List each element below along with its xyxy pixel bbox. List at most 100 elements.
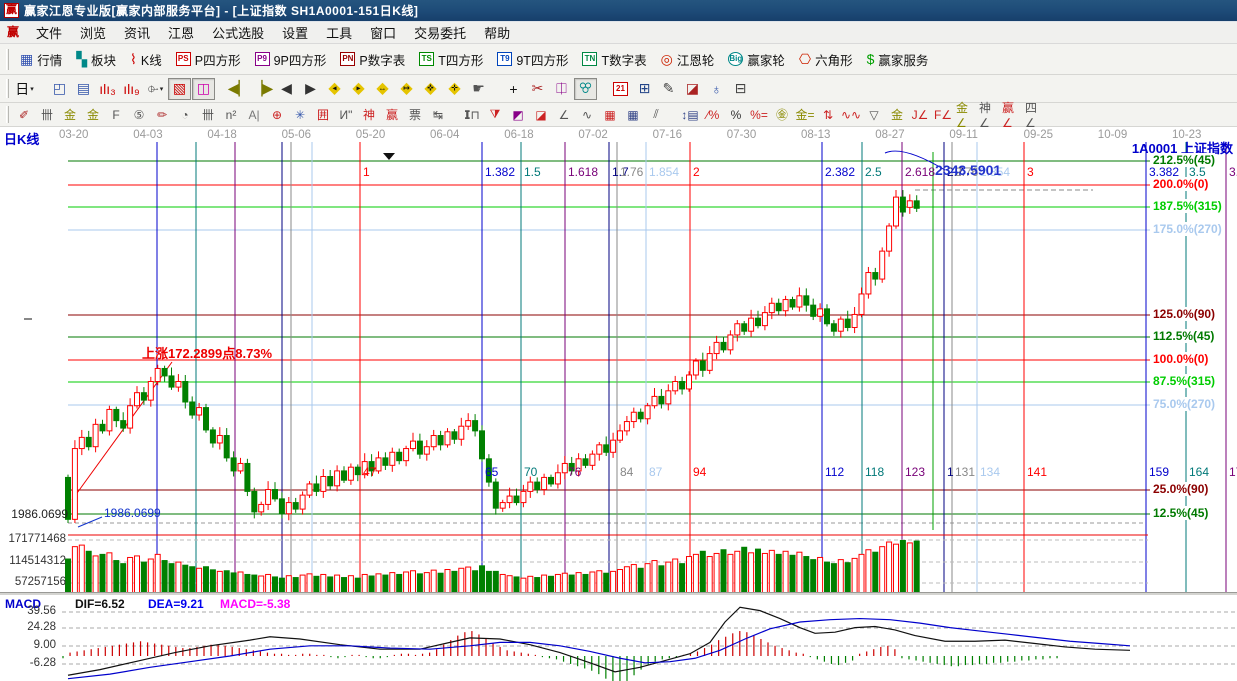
expand-h-diamond-button[interactable]: ◆↔ [371,78,394,100]
bars-9-icon[interactable]: ılı₉ [120,78,143,100]
draw-pen-tool[interactable]: ✐ [13,105,35,124]
9p-square-button[interactable]: P99P四方形 [248,47,334,72]
percent-tool[interactable]: % [725,105,747,124]
grid-red-tool[interactable]: ▦ [599,105,621,124]
bind-bars-tool[interactable]: ↕▤ [679,105,701,124]
bars-3-icon[interactable]: ılı₃ [96,78,119,100]
9t-square-button[interactable]: T99T四方形 [490,47,575,72]
next-bar-button[interactable]: ▶ [299,78,322,100]
cycle-clock-tool[interactable]: ◔ [174,105,196,124]
menu-item-文件[interactable]: 文件 [27,21,71,44]
menu-item-公式选股[interactable]: 公式选股 [203,21,273,44]
erase-button[interactable]: ✂ [526,78,549,100]
star-grid-tool[interactable]: ✳ [289,105,311,124]
a-line-tool[interactable]: A| [243,105,265,124]
pane-splitter[interactable] [0,592,1237,596]
menu-item-交易委托[interactable]: 交易委托 [405,21,475,44]
f-comb-tool[interactable]: F [105,105,127,124]
toolbar-grip[interactable] [6,79,9,98]
sort-pen-tool[interactable]: ⇅ [817,105,839,124]
region-select-icon[interactable]: ◰ [48,78,71,100]
wave-band-tool[interactable]: ∿∿ [840,105,862,124]
gold-level-tool[interactable]: 金= [794,105,816,124]
drag-hand-button[interactable]: ☛ [467,78,490,100]
spiral-tool[interactable]: ⑤ [128,105,150,124]
fan-box2-tool[interactable]: ◪ [530,105,552,124]
comb2-tool[interactable]: 卌 [197,105,219,124]
grid-blue-tool[interactable]: ▦ [622,105,644,124]
gold-circle-tool[interactable]: ㊎ [771,105,793,124]
info-panel-icon[interactable]: ▤ [72,78,95,100]
menu-item-工具[interactable]: 工具 [317,21,361,44]
shen-angle-tool[interactable]: 神∠ [978,105,1000,124]
menu-item-资讯[interactable]: 资讯 [115,21,159,44]
gann-comb-tool[interactable]: 卌 [36,105,58,124]
angle-lines-tool[interactable]: ∠ [553,105,575,124]
gold-angle-tool[interactable]: 金∠ [955,105,977,124]
web-button[interactable]: ♁ [705,78,728,100]
jump-last-button[interactable]: ▕▶ [251,78,274,100]
fan-box-tool[interactable]: ◩ [507,105,529,124]
n-wave-tool[interactable]: И" [335,105,357,124]
kline-button[interactable]: ⌇K线 [123,47,169,72]
toolbar-grip[interactable] [6,49,9,70]
f-angle-tool[interactable]: F∠ [932,105,954,124]
menu-item-帮助[interactable]: 帮助 [475,21,519,44]
notes-button[interactable]: ✎ [657,78,680,100]
menu-item-设置[interactable]: 设置 [273,21,317,44]
expand-all-diamond-button[interactable]: ◆✛ [443,78,466,100]
save-button[interactable]: ◪ [681,78,704,100]
color-histogram-icon[interactable]: ◫ [192,78,215,100]
kline-style-dropdown[interactable]: 日▾ [13,78,36,100]
hexagon-button[interactable]: ⎔六角形 [792,47,860,72]
red-fan-tool[interactable]: ⧩ [484,105,506,124]
n2-tool[interactable]: n² [220,105,242,124]
toolbar-grip[interactable] [6,106,9,122]
jump-first-button[interactable]: ◀▏ [227,78,250,100]
net-brain-button[interactable]: ꕢ [574,78,597,100]
ticket-grid-tool[interactable]: 票 [404,105,426,124]
calculator-button[interactable]: ⊞ [633,78,656,100]
compress-all-diamond-button[interactable]: ◆✜ [419,78,442,100]
gold-comb-tool[interactable]: 金 [59,105,81,124]
parallel-tool[interactable]: ⫽ [645,105,667,124]
brush-tool[interactable]: ✏ [151,105,173,124]
prev-bar-button[interactable]: ◀ [275,78,298,100]
t-table-button[interactable]: TNT数字表 [575,47,653,72]
sectors-button[interactable]: ▚板块 [69,47,123,72]
shen-grid-tool[interactable]: 神 [358,105,380,124]
j-angle-tool[interactable]: J∠ [909,105,931,124]
print-button[interactable]: ⊟ [729,78,752,100]
win-grid-tool[interactable]: 赢 [381,105,403,124]
draw-pattern-icon[interactable]: ▧ [168,78,191,100]
gold-underline-tool[interactable]: 金 [886,105,908,124]
gann-wheel-button[interactable]: ◎江恩轮 [654,47,722,72]
flat-tool[interactable]: ▽ [863,105,885,124]
menu-item-江恩[interactable]: 江恩 [159,21,203,44]
gold-comb2-tool[interactable]: 金 [82,105,104,124]
four-angle-tool[interactable]: 四∠ [1024,105,1046,124]
p-table-button[interactable]: PNP数字表 [333,47,412,72]
chart-canvas[interactable] [0,127,1237,681]
box-tool[interactable]: 𝗜⊓ [461,105,483,124]
square-grid-tool[interactable]: 囲 [312,105,334,124]
menu-item-浏览[interactable]: 浏览 [71,21,115,44]
winner-service-button[interactable]: $赢家服务 [860,47,936,72]
p-square-button[interactable]: PSP四方形 [169,47,248,72]
span-measure-tool[interactable]: ↹ [427,105,449,124]
percent-level-tool[interactable]: %= [748,105,770,124]
crosshair-button[interactable]: + [502,78,525,100]
menu-item-窗口[interactable]: 窗口 [361,21,405,44]
circle-cross-tool[interactable]: ⊕ [266,105,288,124]
compress-h-diamond-button[interactable]: ◆↦ [395,78,418,100]
frame-tool-button[interactable]: ⎅ [550,78,573,100]
wave-tool[interactable]: ∿ [576,105,598,124]
calendar-button[interactable]: 21 [609,78,632,100]
chart-area[interactable]: 日K线 03-2004-0304-1805-0605-2006-0406-180… [0,127,1237,681]
shift-left-diamond-button[interactable]: ◆◂ [323,78,346,100]
shift-right-diamond-button[interactable]: ◆▸ [347,78,370,100]
t-square-button[interactable]: TST四方形 [412,47,490,72]
flask-dropdown[interactable]: ⌱▾ [144,78,167,100]
percent-line-tool[interactable]: ⁄% [702,105,724,124]
quotes-button[interactable]: ▦行情 [13,47,69,72]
_ _ _ _ _ _ _
• _Stated problem_: Copy every line of the records above word for word, leaving out the pictures.

• _Answer to the exercise_:
List each element below along with its xyxy pixel bbox. List at most 100 elements.
expand-h-diamond-button[interactable]: ◆↔ [371,78,394,100]
bars-9-icon[interactable]: ılı₉ [120,78,143,100]
draw-pen-tool[interactable]: ✐ [13,105,35,124]
9p-square-button[interactable]: P99P四方形 [248,47,334,72]
percent-tool[interactable]: % [725,105,747,124]
grid-red-tool[interactable]: ▦ [599,105,621,124]
bind-bars-tool[interactable]: ↕▤ [679,105,701,124]
bars-3-icon[interactable]: ılı₃ [96,78,119,100]
9t-square-button[interactable]: T99T四方形 [490,47,575,72]
next-bar-button[interactable]: ▶ [299,78,322,100]
cycle-clock-tool[interactable]: ◔ [174,105,196,124]
menu-item-文件[interactable]: 文件 [27,21,71,44]
menu-item-公式选股[interactable]: 公式选股 [203,21,273,44]
erase-button[interactable]: ✂ [526,78,549,100]
star-grid-tool[interactable]: ✳ [289,105,311,124]
a-line-tool[interactable]: A| [243,105,265,124]
pane-splitter[interactable] [0,592,1237,596]
menu-item-交易委托[interactable]: 交易委托 [405,21,475,44]
f-comb-tool[interactable]: F [105,105,127,124]
toolbar-grip[interactable] [6,79,9,98]
sort-pen-tool[interactable]: ⇅ [817,105,839,124]
region-select-icon[interactable]: ◰ [48,78,71,100]
wave-band-tool[interactable]: ∿∿ [840,105,862,124]
gold-level-tool[interactable]: 金= [794,105,816,124]
drag-hand-button[interactable]: ☛ [467,78,490,100]
spiral-tool[interactable]: ⑤ [128,105,150,124]
fan-box2-tool[interactable]: ◪ [530,105,552,124]
comb2-tool[interactable]: 卌 [197,105,219,124]
grid-blue-tool[interactable]: ▦ [622,105,644,124]
gold-circle-tool[interactable]: ㊎ [771,105,793,124]
info-panel-icon[interactable]: ▤ [72,78,95,100]
menu-item-工具[interactable]: 工具 [317,21,361,44]
shen-angle-tool[interactable]: 神∠ [978,105,1000,124]
menu-item-资讯[interactable]: 资讯 [115,21,159,44]
gann-comb-tool[interactable]: 卌 [36,105,58,124]
angle-lines-tool[interactable]: ∠ [553,105,575,124]
gold-angle-tool[interactable]: 金∠ [955,105,977,124]
web-button[interactable]: ♁ [705,78,728,100]
jump-last-button[interactable]: ▕▶ [251,78,274,100]
fan-box-tool[interactable]: ◩ [507,105,529,124]
n-wave-tool[interactable]: И" [335,105,357,124]
kline-button[interactable]: ⌇K线 [123,47,169,72]
toolbar-grip[interactable] [6,49,9,70]
f-angle-tool[interactable]: F∠ [932,105,954,124]
menu-item-帮助[interactable]: 帮助 [475,21,519,44]
notes-button[interactable]: ✎ [657,78,680,100]
menu-item-设置[interactable]: 设置 [273,21,317,44]
expand-all-diamond-button[interactable]: ◆✛ [443,78,466,100]
save-button[interactable]: ◪ [681,78,704,100]
color-histogram-icon[interactable]: ◫ [192,78,215,100]
kline-style-dropdown[interactable]: 日▾ [13,78,36,100]
hexagon-button[interactable]: ⎔六角形 [792,47,860,72]
red-fan-tool[interactable]: ⧩ [484,105,506,124]
n2-tool[interactable]: n² [220,105,242,124]
toolbar-grip[interactable] [6,106,9,122]
jump-first-button[interactable]: ◀▏ [227,78,250,100]
net-brain-button[interactable]: ꕢ [574,78,597,100]
ticket-grid-tool[interactable]: 票 [404,105,426,124]
calculator-button[interactable]: ⊞ [633,78,656,100]
compress-all-diamond-button[interactable]: ◆✜ [419,78,442,100]
gold-comb-tool[interactable]: 金 [59,105,81,124]
parallel-tool[interactable]: ⫽ [645,105,667,124]
brush-tool[interactable]: ✏ [151,105,173,124]
prev-bar-button[interactable]: ◀ [275,78,298,100]
t-table-button[interactable]: TNT数字表 [575,47,653,72]
sectors-button[interactable]: ▚板块 [69,47,123,72]
shen-grid-tool[interactable]: 神 [358,105,380,124]
j-angle-tool[interactable]: J∠ [909,105,931,124]
print-button[interactable]: ⊟ [729,78,752,100]
win-grid-tool[interactable]: 赢 [381,105,403,124]
draw-pattern-icon[interactable]: ▧ [168,78,191,100]
gold-underline-tool[interactable]: 金 [886,105,908,124]
gann-wheel-button[interactable]: ◎江恩轮 [654,47,722,72]
flat-tool[interactable]: ▽ [863,105,885,124]
menu-item-江恩[interactable]: 江恩 [159,21,203,44]
gold-comb2-tool[interactable]: 金 [82,105,104,124]
four-angle-tool[interactable]: 四∠ [1024,105,1046,124]
p-table-button[interactable]: PNP数字表 [333,47,412,72]
chart-canvas[interactable] [0,127,1237,681]
box-tool[interactable]: 𝗜⊓ [461,105,483,124]
square-grid-tool[interactable]: 囲 [312,105,334,124]
menu-item-浏览[interactable]: 浏览 [71,21,115,44]
winner-service-button[interactable]: $赢家服务 [860,47,936,72]
p-square-button[interactable]: PSP四方形 [169,47,248,72]
span-measure-tool[interactable]: ↹ [427,105,449,124]
percent-level-tool[interactable]: %= [748,105,770,124]
crosshair-button[interactable]: + [502,78,525,100]
menu-item-窗口[interactable]: 窗口 [361,21,405,44]
circle-cross-tool[interactable]: ⊕ [266,105,288,124]
compress-h-diamond-button[interactable]: ◆↦ [395,78,418,100]
frame-tool-button[interactable]: ⎅ [550,78,573,100]
wave-tool[interactable]: ∿ [576,105,598,124]
calendar-button[interactable]: 21 [609,78,632,100]
chart-area[interactable]: 日K线 03-2004-0304-1805-0605-2006-0406-180… [0,127,1237,681]
shift-left-diamond-button[interactable]: ◆◂ [323,78,346,100]
shift-right-diamond-button[interactable]: ◆▸ [347,78,370,100]
t-square-button[interactable]: TST四方形 [412,47,490,72]
flask-dropdown[interactable]: ⌱▾ [144,78,167,100]
percent-line-tool[interactable]: ⁄% [702,105,724,124]
quotes-button[interactable]: ▦行情 [13,47,69,72]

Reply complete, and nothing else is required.